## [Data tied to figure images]
(begin)

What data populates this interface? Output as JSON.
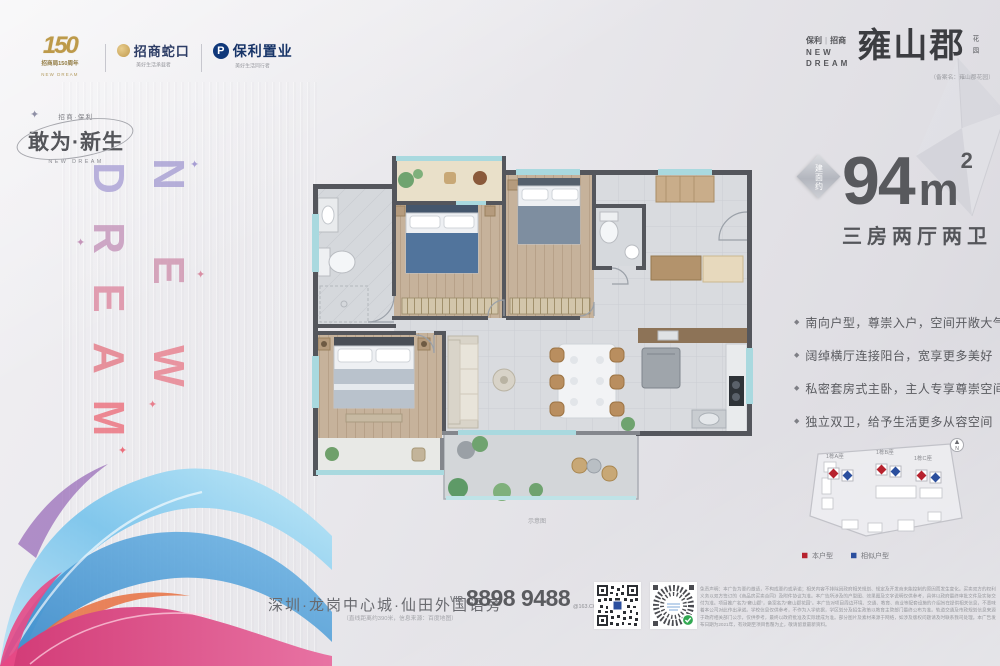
{
  "logos": {
    "anniversary": {
      "number": "150",
      "caption": "招商局150周年",
      "sub": "NEW DREAM"
    },
    "cmsk": {
      "name": "招商蛇口",
      "caption": "美好生活承载者"
    },
    "poly": {
      "name": "保利置业",
      "initial": "P",
      "caption": "美好生活同行者"
    }
  },
  "left_brand": {
    "small_top": "招商·保利",
    "slogan": "敢为·新生",
    "slogan_en": "NEW DREAM",
    "word_new": [
      "N",
      "E",
      "W"
    ],
    "word_dream": [
      "D",
      "R",
      "E",
      "A",
      "M"
    ]
  },
  "decor": {
    "sparkle": "✦",
    "bullet": "◆"
  },
  "project": {
    "developer_left": "保利",
    "developer_right": "招商",
    "dream_line1": "NEW",
    "dream_line2": "DREAM",
    "name": "雍山郡",
    "suffix_chars": [
      "花",
      "园"
    ],
    "filing": "（备案名：雍山郡花园）"
  },
  "area": {
    "badge": "建面约",
    "value": "94",
    "unit": "m",
    "sup": "2",
    "layout": "三房两厅两卫"
  },
  "selling_points": [
    "南向户型，尊崇入户，空间开敞大气",
    "阔绰横厅连接阳台，宽享更多美好",
    "私密套房式主卧，主人专享尊崇空间",
    "独立双卫，给予生活更多从容空间"
  ],
  "floorplan": {
    "caption": "示意图"
  },
  "sitemap": {
    "towers": [
      "1栋A座",
      "1栋B座",
      "1栋C座"
    ],
    "north": "N",
    "legend": [
      {
        "label": "本户型",
        "color": "#b7222e"
      },
      {
        "label": "相似户型",
        "color": "#2b4f9e"
      }
    ]
  },
  "footer": {
    "address": "深圳·龙岗中心城·仙田外国语旁",
    "address_note": "（直线距离约390米，信息来源：百度地图）",
    "vip": "VIP",
    "phone": "8898 9488",
    "phone_suffix": "@163.COM",
    "disclaimer": "免责声明：本广告为要约邀请，不构成要约或承诺；相关内容不排除因政府相关规划、规定及开发商未能控制的原因而发生变化。买卖双方的权利义务以双方签订的《商品房买卖合同》及附件协议为准。本广告所涉及的户型图、效果图及文字说明仅供参考，具体以政府最终审批文件及实际交付为准。项目推广名为“雍山郡”，备案名为“雍山郡花园”。本广告对项目周边环境、交通、教育、商业等配套设施的介绍旨在提供相关信息，不意味着本公司对此作出承诺。学校信息仅供参考，不作为入学依据，学区划分及招生政策以教育主管部门最终公布为准。轨道交通及市政规划信息来源于政府相关部门公示，仅供参考，最终以政府批准及实际建成为准。部分图片及素材来源于网络，如涉及版权问题请及时联系我司处理。本广告发布日期为2021年，有效期至项目售罄为止，敬请留意最新资料。"
  }
}
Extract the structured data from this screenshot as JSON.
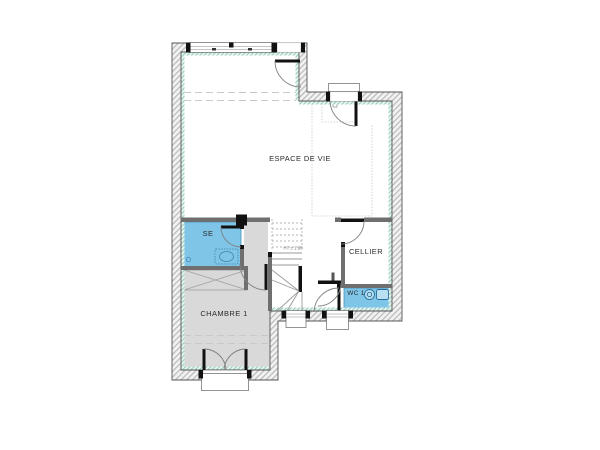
{
  "plan": {
    "type": "architectural-floor-plan",
    "rooms": [
      {
        "id": "espace-de-vie",
        "label": "ESPACE DE VIE",
        "floor_fill": "#ffffff"
      },
      {
        "id": "chambre-1",
        "label": "CHAMBRE 1",
        "floor_fill": "#d9d9d9"
      },
      {
        "id": "se",
        "label": "SE",
        "floor_fill": "#7ec5e8"
      },
      {
        "id": "cellier",
        "label": "CELLIER",
        "floor_fill": "#ffffff"
      },
      {
        "id": "wc-1",
        "label": "WC 1",
        "floor_fill": "#7ec5e8"
      }
    ],
    "annotations": {
      "stair_height_note": "HT ± 1.80"
    },
    "features": [
      "stairs-with-winders",
      "entry-door",
      "french-door",
      "windows",
      "wc-toilet",
      "se-washbasin",
      "closet-crossed"
    ],
    "colors": {
      "wet_room_fill": "#7ec5e8",
      "wet_room_stroke": "#4a8fba",
      "bedroom_fill": "#d9d9d9",
      "insulation_teal": "#96cbbf",
      "wall_hatch": "#b9b9b9",
      "partition_gray": "#6f6f6f",
      "door_leaf_black": "#111111"
    }
  }
}
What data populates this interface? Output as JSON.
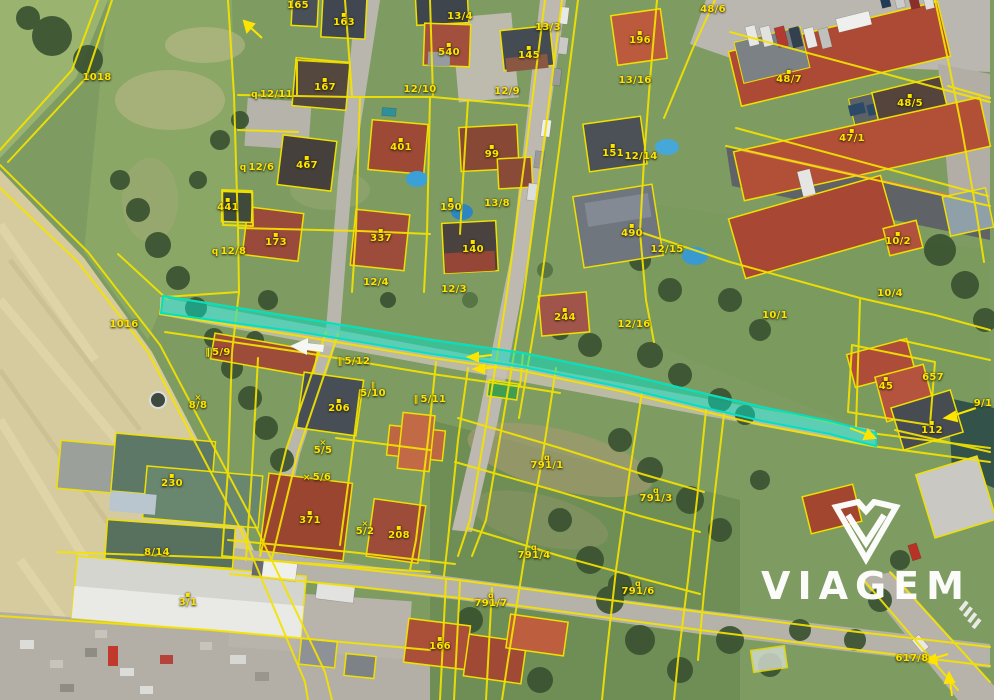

(end)

## [Prompt]
Pictures are excluded; copy all other data exactly as shown.

## [Response to the exercise]
What data populates this interface? Output as JSON.
{
  "logos": {
    "anniversary": {
      "number": "150",
      "caption": "招商局150周年",
      "sub": "NEW DREAM"
    },
    "cmsk": {
      "name": "招商蛇口",
      "caption": "美好生活承载者"
    },
    "poly": {
      "name": "保利置业",
      "initial": "P",
      "caption": "美好生活同行者"
    }
  },
  "left_brand": {
    "small_top": "招商·保利",
    "slogan": "敢为·新生",
    "slogan_en": "NEW DREAM",
    "word_new": [
      "N",
      "E",
      "W"
    ],
    "word_dream": [
      "D",
      "R",
      "E",
      "A",
      "M"
    ]
  },
  "decor": {
    "sparkle": "✦",
    "bullet": "◆"
  },
  "project": {
    "developer_left": "保利",
    "developer_right": "招商",
    "dream_line1": "NEW",
    "dream_line2": "DREAM",
    "name": "雍山郡",
    "suffix_chars": [
      "花",
      "园"
    ],
    "filing": "（备案名：雍山郡花园）"
  },
  "area": {
    "badge": "建面约",
    "value": "94",
    "unit": "m",
    "sup": "2",
    "layout": "三房两厅两卫"
  },
  "selling_points": [
    "南向户型，尊崇入户，空间开敞大气",
    "阔绰横厅连接阳台，宽享更多美好",
    "私密套房式主卧，主人专享尊崇空间",
    "独立双卫，给予生活更多从容空间"
  ],
  "floorplan": {
    "caption": "示意图"
  },
  "sitemap": {
    "towers": [
      "1栋A座",
      "1栋B座",
      "1栋C座"
    ],
    "north": "N",
    "legend": [
      {
        "label": "本户型",
        "color": "#b7222e"
      },
      {
        "label": "相似户型",
        "color": "#2b4f9e"
      }
    ]
  },
  "footer": {
    "address": "深圳·龙岗中心城·仙田外国语旁",
    "address_note": "（直线距离约390米，信息来源：百度地图）",
    "vip": "VIP",
    "phone": "8898 9488",
    "phone_suffix": "@163.COM",
    "disclaimer": "免责声明：本广告为要约邀请，不构成要约或承诺；相关内容不排除因政府相关规划、规定及开发商未能控制的原因而发生变化。买卖双方的权利义务以双方签订的《商品房买卖合同》及附件协议为准。本广告所涉及的户型图、效果图及文字说明仅供参考，具体以政府最终审批文件及实际交付为准。项目推广名为“雍山郡”，备案名为“雍山郡花园”。本广告对项目周边环境、交通、教育、商业等配套设施的介绍旨在提供相关信息，不意味着本公司对此作出承诺。学校信息仅供参考，不作为入学依据，学区划分及招生政策以教育主管部门最终公布为准。轨道交通及市政规划信息来源于政府相关部门公示，仅供参考，最终以政府批准及实际建成为准。部分图片及素材来源于网络，如涉及版权问题请及时联系我司处理。本广告发布日期为2021年，有效期至项目售罄为止，敬请留意最新资料。"
  }
}
Extract the structured data from this screenshot as JSON.
{
  "plan": {
    "type": "architectural-floor-plan",
    "rooms": [
      {
        "id": "espace-de-vie",
        "label": "ESPACE DE VIE",
        "floor_fill": "#ffffff"
      },
      {
        "id": "chambre-1",
        "label": "CHAMBRE 1",
        "floor_fill": "#d9d9d9"
      },
      {
        "id": "se",
        "label": "SE",
        "floor_fill": "#7ec5e8"
      },
      {
        "id": "cellier",
        "label": "CELLIER",
        "floor_fill": "#ffffff"
      },
      {
        "id": "wc-1",
        "label": "WC 1",
        "floor_fill": "#7ec5e8"
      }
    ],
    "annotations": {
      "stair_height_note": "HT ± 1.80"
    },
    "features": [
      "stairs-with-winders",
      "entry-door",
      "french-door",
      "windows",
      "wc-toilet",
      "se-washbasin",
      "closet-crossed"
    ],
    "colors": {
      "wet_room_fill": "#7ec5e8",
      "wet_room_stroke": "#4a8fba",
      "bedroom_fill": "#d9d9d9",
      "insulation_teal": "#96cbbf",
      "wall_hatch": "#b9b9b9",
      "partition_gray": "#6f6f6f",
      "door_leaf_black": "#111111"
    }
  }
}
What data populates this interface? Output as JSON.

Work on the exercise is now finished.